• Structured figure records

════════════════

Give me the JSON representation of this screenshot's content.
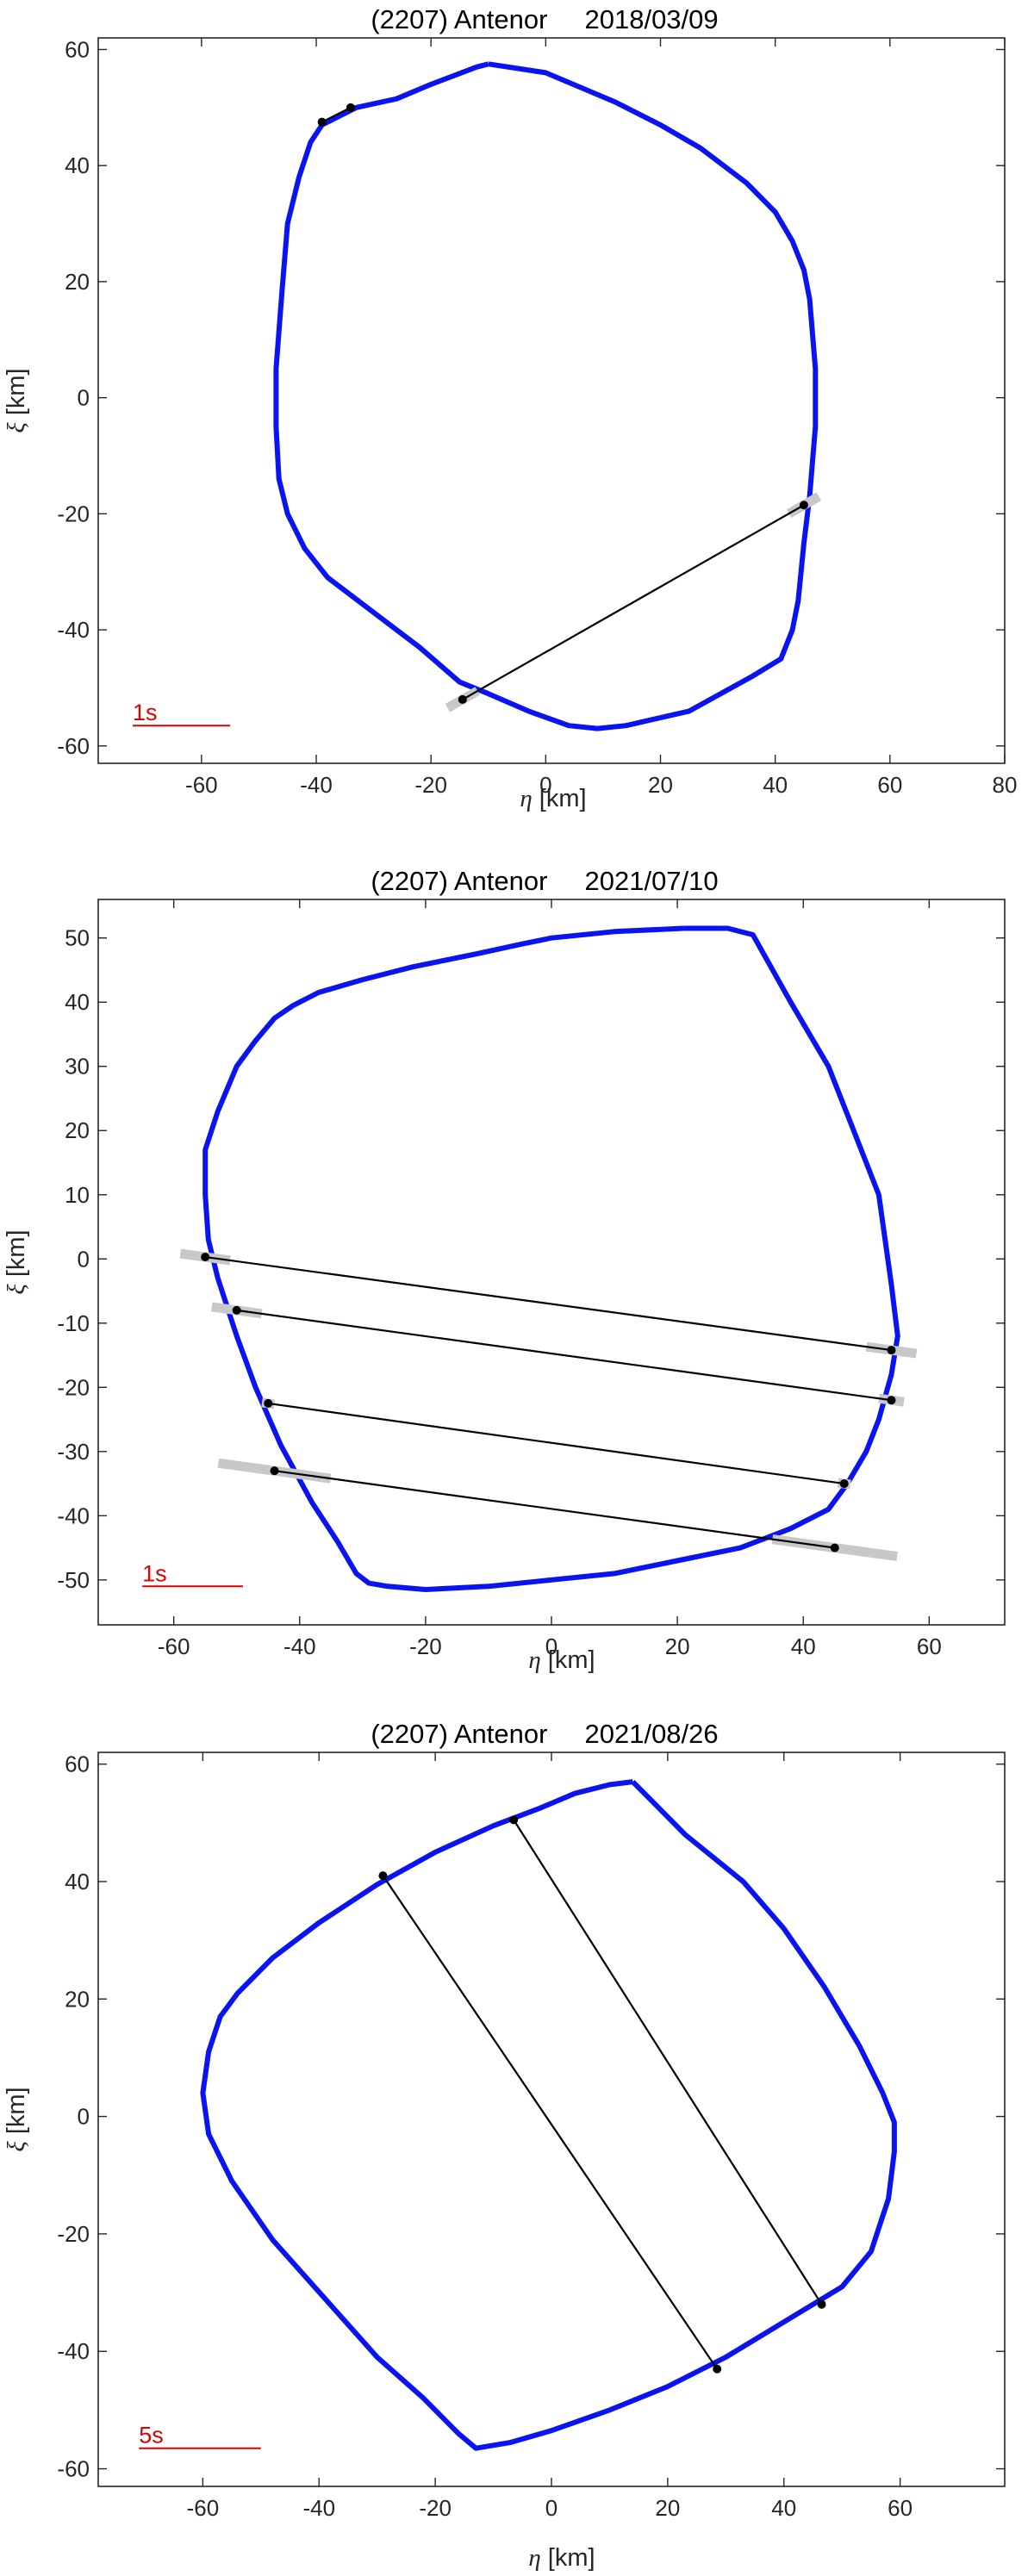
{
  "chart_data": [
    {
      "type": "scatter",
      "title": "(2207) Antenor     2018/03/09",
      "xlabel_symbol": "η",
      "xlabel_unit": "[km]",
      "ylabel_symbol": "ξ",
      "ylabel_unit": "[km]",
      "xlim": [
        -78,
        80
      ],
      "ylim": [
        -63,
        62
      ],
      "xticks": [
        -60,
        -40,
        -20,
        0,
        20,
        40,
        60,
        80
      ],
      "yticks": [
        -60,
        -40,
        -20,
        0,
        20,
        40,
        60
      ],
      "scale_label": "1s",
      "scale_bar": [
        -72,
        -55,
        -56.5
      ],
      "outline": [
        [
          -10,
          57.5
        ],
        [
          -12,
          57
        ],
        [
          -20,
          54
        ],
        [
          -26,
          51.5
        ],
        [
          -33,
          50
        ],
        [
          -39,
          47
        ],
        [
          -41,
          44
        ],
        [
          -43,
          38
        ],
        [
          -45,
          30
        ],
        [
          -46,
          18
        ],
        [
          -47,
          5
        ],
        [
          -47,
          -5
        ],
        [
          -46.5,
          -14
        ],
        [
          -45,
          -20
        ],
        [
          -42,
          -26
        ],
        [
          -38,
          -31
        ],
        [
          -30,
          -37
        ],
        [
          -22,
          -43
        ],
        [
          -15,
          -49
        ],
        [
          -10,
          -51
        ],
        [
          -3,
          -54
        ],
        [
          4,
          -56.5
        ],
        [
          9,
          -57
        ],
        [
          14,
          -56.5
        ],
        [
          25,
          -54
        ],
        [
          36,
          -48
        ],
        [
          41,
          -45
        ],
        [
          43,
          -40
        ],
        [
          44,
          -35
        ],
        [
          45,
          -25
        ],
        [
          46,
          -17
        ],
        [
          47,
          -5
        ],
        [
          47,
          5
        ],
        [
          46,
          17
        ],
        [
          45,
          22
        ],
        [
          43,
          27
        ],
        [
          40,
          32
        ],
        [
          35,
          37
        ],
        [
          27,
          43
        ],
        [
          20,
          47
        ],
        [
          12,
          51
        ],
        [
          0,
          56
        ],
        [
          -10,
          57.5
        ]
      ],
      "chords": [
        {
          "start": [
            -14.5,
            -52
          ],
          "end": [
            45,
            -18.5
          ],
          "start_unc": 3,
          "end_unc": 3
        },
        {
          "start": [
            -39,
            47.5
          ],
          "end": [
            -34,
            50
          ],
          "start_unc": 0,
          "end_unc": 0
        }
      ]
    },
    {
      "type": "scatter",
      "title": "(2207) Antenor     2021/07/10",
      "xlabel_symbol": "η",
      "xlabel_unit": "[km]",
      "ylabel_symbol": "ξ",
      "ylabel_unit": "[km]",
      "xlim": [
        -72,
        72
      ],
      "ylim": [
        -57,
        56
      ],
      "xticks": [
        -60,
        -40,
        -20,
        0,
        20,
        40,
        60
      ],
      "yticks": [
        -50,
        -40,
        -30,
        -20,
        -10,
        0,
        10,
        20,
        30,
        40,
        50
      ],
      "scale_label": "1s",
      "scale_bar": [
        -65,
        -49,
        -51
      ],
      "outline": [
        [
          21,
          51.5
        ],
        [
          10,
          51
        ],
        [
          0,
          50
        ],
        [
          -5,
          49
        ],
        [
          -12,
          47.5
        ],
        [
          -22,
          45.5
        ],
        [
          -30,
          43.5
        ],
        [
          -37,
          41.5
        ],
        [
          -41,
          39.5
        ],
        [
          -44,
          37.5
        ],
        [
          -47,
          34
        ],
        [
          -50,
          30
        ],
        [
          -53,
          23
        ],
        [
          -55,
          17
        ],
        [
          -55,
          10
        ],
        [
          -54.5,
          3
        ],
        [
          -53,
          -3
        ],
        [
          -50,
          -12
        ],
        [
          -47,
          -20
        ],
        [
          -43,
          -29
        ],
        [
          -38,
          -38
        ],
        [
          -34,
          -44
        ],
        [
          -31,
          -49
        ],
        [
          -29,
          -50.5
        ],
        [
          -26,
          -51
        ],
        [
          -20,
          -51.5
        ],
        [
          -10,
          -51
        ],
        [
          0,
          -50
        ],
        [
          10,
          -49
        ],
        [
          20,
          -47
        ],
        [
          30,
          -45
        ],
        [
          38,
          -42
        ],
        [
          44,
          -39
        ],
        [
          47,
          -35
        ],
        [
          50,
          -30
        ],
        [
          52,
          -25
        ],
        [
          54,
          -18
        ],
        [
          55,
          -12
        ],
        [
          54,
          -4
        ],
        [
          52,
          10
        ],
        [
          48,
          20
        ],
        [
          44,
          30
        ],
        [
          38,
          40
        ],
        [
          34,
          47
        ],
        [
          32,
          50.5
        ],
        [
          28,
          51.5
        ],
        [
          21,
          51.5
        ]
      ],
      "chords": [
        {
          "start": [
            -55,
            0.3
          ],
          "end": [
            54,
            -14.2
          ],
          "start_unc": 4,
          "end_unc": 4
        },
        {
          "start": [
            -50,
            -8
          ],
          "end": [
            54,
            -22
          ],
          "start_unc": 4,
          "end_unc": 2
        },
        {
          "start": [
            -45,
            -22.5
          ],
          "end": [
            46.5,
            -35
          ],
          "start_unc": 1,
          "end_unc": 1
        },
        {
          "start": [
            -44,
            -33
          ],
          "end": [
            45,
            -45
          ],
          "start_unc": 9,
          "end_unc": 10
        }
      ]
    },
    {
      "type": "scatter",
      "title": "(2207) Antenor     2021/08/26",
      "xlabel_symbol": "η",
      "xlabel_unit": "[km]",
      "ylabel_symbol": "ξ",
      "ylabel_unit": "[km]",
      "xlim": [
        -78,
        78
      ],
      "ylim": [
        -63,
        62
      ],
      "xticks": [
        -60,
        -40,
        -20,
        0,
        20,
        40,
        60
      ],
      "yticks": [
        -60,
        -40,
        -20,
        0,
        20,
        40,
        60
      ],
      "scale_label": "5s",
      "scale_bar": [
        -71,
        -50,
        -56.5
      ],
      "outline": [
        [
          14,
          57
        ],
        [
          10,
          56.5
        ],
        [
          4,
          55
        ],
        [
          -2,
          52.5
        ],
        [
          -10,
          49.5
        ],
        [
          -20,
          45
        ],
        [
          -30,
          39.5
        ],
        [
          -40,
          33
        ],
        [
          -48,
          27
        ],
        [
          -54,
          21
        ],
        [
          -57,
          17
        ],
        [
          -59,
          11
        ],
        [
          -60,
          4
        ],
        [
          -59,
          -3
        ],
        [
          -55,
          -11
        ],
        [
          -48,
          -21
        ],
        [
          -39,
          -31
        ],
        [
          -30,
          -41
        ],
        [
          -22,
          -48
        ],
        [
          -16,
          -54
        ],
        [
          -13,
          -56.5
        ],
        [
          -7,
          -55.5
        ],
        [
          0,
          -53.5
        ],
        [
          10,
          -50
        ],
        [
          20,
          -46
        ],
        [
          30,
          -41
        ],
        [
          40,
          -35
        ],
        [
          50,
          -29
        ],
        [
          55,
          -23
        ],
        [
          58,
          -14
        ],
        [
          59,
          -6
        ],
        [
          59,
          -1
        ],
        [
          57,
          4
        ],
        [
          53,
          12
        ],
        [
          47,
          22
        ],
        [
          40,
          32
        ],
        [
          33,
          40
        ],
        [
          23,
          48
        ],
        [
          18,
          53
        ],
        [
          14,
          57
        ]
      ],
      "chords": [
        {
          "start": [
            -29,
            41
          ],
          "end": [
            28.5,
            -43
          ],
          "start_unc": 0,
          "end_unc": 0
        },
        {
          "start": [
            -6.5,
            50.5
          ],
          "end": [
            46.5,
            -32
          ],
          "start_unc": 0,
          "end_unc": 0
        }
      ]
    }
  ],
  "colors": {
    "outline": "#0a14f0",
    "chord": "#000000",
    "uncertainty": "#c8c8c8",
    "scale": "#e00000"
  }
}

════════════════

• YOUR INSTRUCTIONS
Extract all lines from the material above that include the word "title".

• RESPONSE
      "title": "(2207) Antenor     2018/03/09",
      "title": "(2207) Antenor     2021/07/10",
      "title": "(2207) Antenor     2021/08/26",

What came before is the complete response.